### Work required
Search the data below for the word "tamen" and copy each line that holds it.

### Supplied information
⟨

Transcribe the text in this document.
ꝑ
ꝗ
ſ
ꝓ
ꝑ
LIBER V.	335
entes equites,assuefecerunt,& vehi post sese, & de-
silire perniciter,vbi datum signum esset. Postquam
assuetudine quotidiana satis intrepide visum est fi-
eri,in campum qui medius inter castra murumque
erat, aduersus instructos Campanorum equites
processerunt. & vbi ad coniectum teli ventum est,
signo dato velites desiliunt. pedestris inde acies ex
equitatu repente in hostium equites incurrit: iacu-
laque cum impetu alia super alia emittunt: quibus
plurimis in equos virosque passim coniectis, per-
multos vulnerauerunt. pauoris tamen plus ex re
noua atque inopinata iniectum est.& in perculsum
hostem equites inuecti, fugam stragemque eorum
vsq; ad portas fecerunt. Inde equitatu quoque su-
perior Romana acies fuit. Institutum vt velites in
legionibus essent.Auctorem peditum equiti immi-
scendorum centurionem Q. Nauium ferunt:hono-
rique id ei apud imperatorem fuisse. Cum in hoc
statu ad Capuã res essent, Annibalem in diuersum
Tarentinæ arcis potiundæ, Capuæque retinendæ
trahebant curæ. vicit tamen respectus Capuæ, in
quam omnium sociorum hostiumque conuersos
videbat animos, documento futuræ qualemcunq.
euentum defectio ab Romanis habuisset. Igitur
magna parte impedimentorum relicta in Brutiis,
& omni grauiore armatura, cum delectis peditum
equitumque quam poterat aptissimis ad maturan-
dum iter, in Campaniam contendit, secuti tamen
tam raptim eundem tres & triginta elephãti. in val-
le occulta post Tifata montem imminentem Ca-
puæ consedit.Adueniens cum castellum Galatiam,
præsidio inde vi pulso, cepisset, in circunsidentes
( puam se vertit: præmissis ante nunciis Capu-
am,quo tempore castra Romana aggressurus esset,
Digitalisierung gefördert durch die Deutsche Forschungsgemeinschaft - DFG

⟩

### Result of this exercise
multos vulnerauerunt. pauoris tamen plus ex re
trahebant curæ. vicit tamen respectus Capuæ, in
dum iter, in Campaniam contendit, secuti tamen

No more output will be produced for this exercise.